Input
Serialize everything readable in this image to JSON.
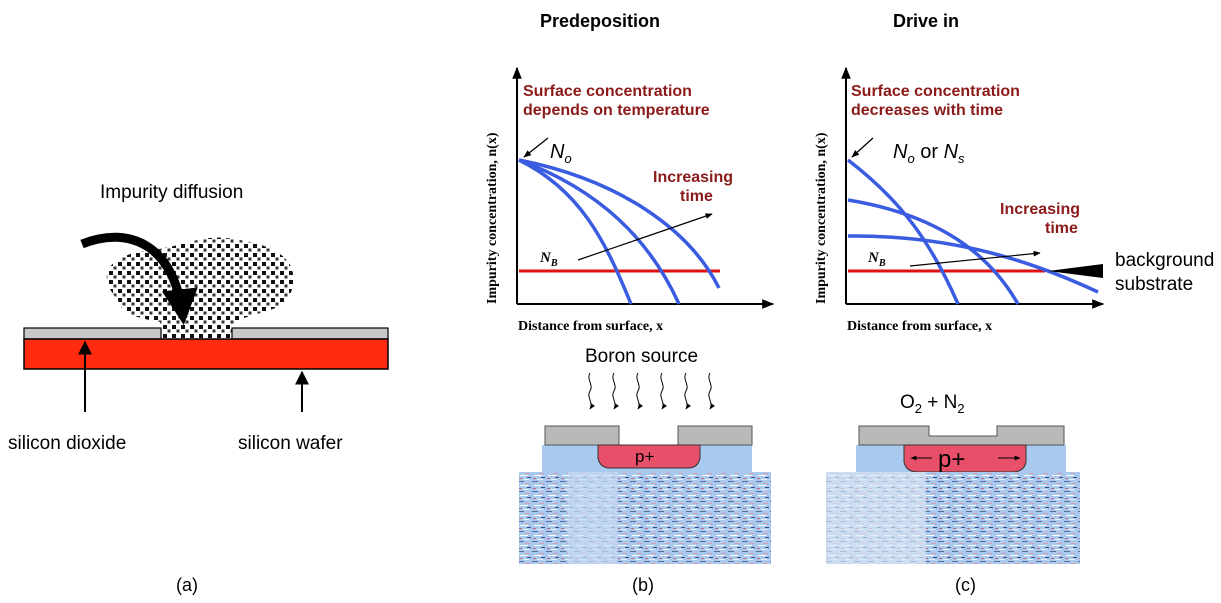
{
  "colors": {
    "oxide": "#c8c8c8",
    "wafer": "#ff2a10",
    "curve": "#3a5ce0",
    "background_line": "#e01010",
    "note_text": "#8b1a1a",
    "substrate_blue": "#a9c9ee",
    "p_region": "#e8506a"
  },
  "panel_a": {
    "title": "Impurity diffusion",
    "oxide_label": "silicon dioxide",
    "wafer_label": "silicon wafer",
    "caption": "(a)"
  },
  "panel_b": {
    "title": "Predeposition",
    "ylabel": "Impurity concentration, n(x)",
    "xlabel": "Distance from surface, x",
    "note_line1": "Surface concentration",
    "note_line2": "depends on temperature",
    "surface_label": "N",
    "surface_sub": "o",
    "time_line1": "Increasing",
    "time_line2": "time",
    "background_label": "N",
    "background_sub": "B",
    "source_label": "Boron source",
    "region_label": "p+",
    "caption": "(b)"
  },
  "panel_c": {
    "title": "Drive in",
    "ylabel": "Impurity concentration, n(x)",
    "xlabel": "Distance from surface, x",
    "note_line1": "Surface concentration",
    "note_line2": "decreases with time",
    "surface_label_a": "N",
    "surface_sub_a": "o",
    "surface_or": " or ",
    "surface_label_b": "N",
    "surface_sub_b": "s",
    "time_line1": "Increasing",
    "time_line2": "time",
    "background_label": "N",
    "background_sub": "B",
    "bg_pointer_line1": "background",
    "bg_pointer_line2": "substrate",
    "ambient_o": "O",
    "ambient_o_sub": "2",
    "ambient_mid": " + N",
    "ambient_n_sub": "2",
    "region_label": "p+",
    "caption": "(c)"
  }
}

Stated problem
Leaving aside the images, write out the entries above word for word.

Result
Serialize everything readable in this image to JSON.
{
  "colors": {
    "oxide": "#c8c8c8",
    "wafer": "#ff2a10",
    "curve": "#3a5ce0",
    "background_line": "#e01010",
    "note_text": "#8b1a1a",
    "substrate_blue": "#a9c9ee",
    "p_region": "#e8506a"
  },
  "panel_a": {
    "title": "Impurity diffusion",
    "oxide_label": "silicon dioxide",
    "wafer_label": "silicon wafer",
    "caption": "(a)"
  },
  "panel_b": {
    "title": "Predeposition",
    "ylabel": "Impurity concentration, n(x)",
    "xlabel": "Distance from surface, x",
    "note_line1": "Surface concentration",
    "note_line2": "depends on temperature",
    "surface_label": "N",
    "surface_sub": "o",
    "time_line1": "Increasing",
    "time_line2": "time",
    "background_label": "N",
    "background_sub": "B",
    "source_label": "Boron source",
    "region_label": "p+",
    "caption": "(b)"
  },
  "panel_c": {
    "title": "Drive in",
    "ylabel": "Impurity concentration, n(x)",
    "xlabel": "Distance from surface, x",
    "note_line1": "Surface concentration",
    "note_line2": "decreases with time",
    "surface_label_a": "N",
    "surface_sub_a": "o",
    "surface_or": " or ",
    "surface_label_b": "N",
    "surface_sub_b": "s",
    "time_line1": "Increasing",
    "time_line2": "time",
    "background_label": "N",
    "background_sub": "B",
    "bg_pointer_line1": "background",
    "bg_pointer_line2": "substrate",
    "ambient_o": "O",
    "ambient_o_sub": "2",
    "ambient_mid": " + N",
    "ambient_n_sub": "2",
    "region_label": "p+",
    "caption": "(c)"
  }
}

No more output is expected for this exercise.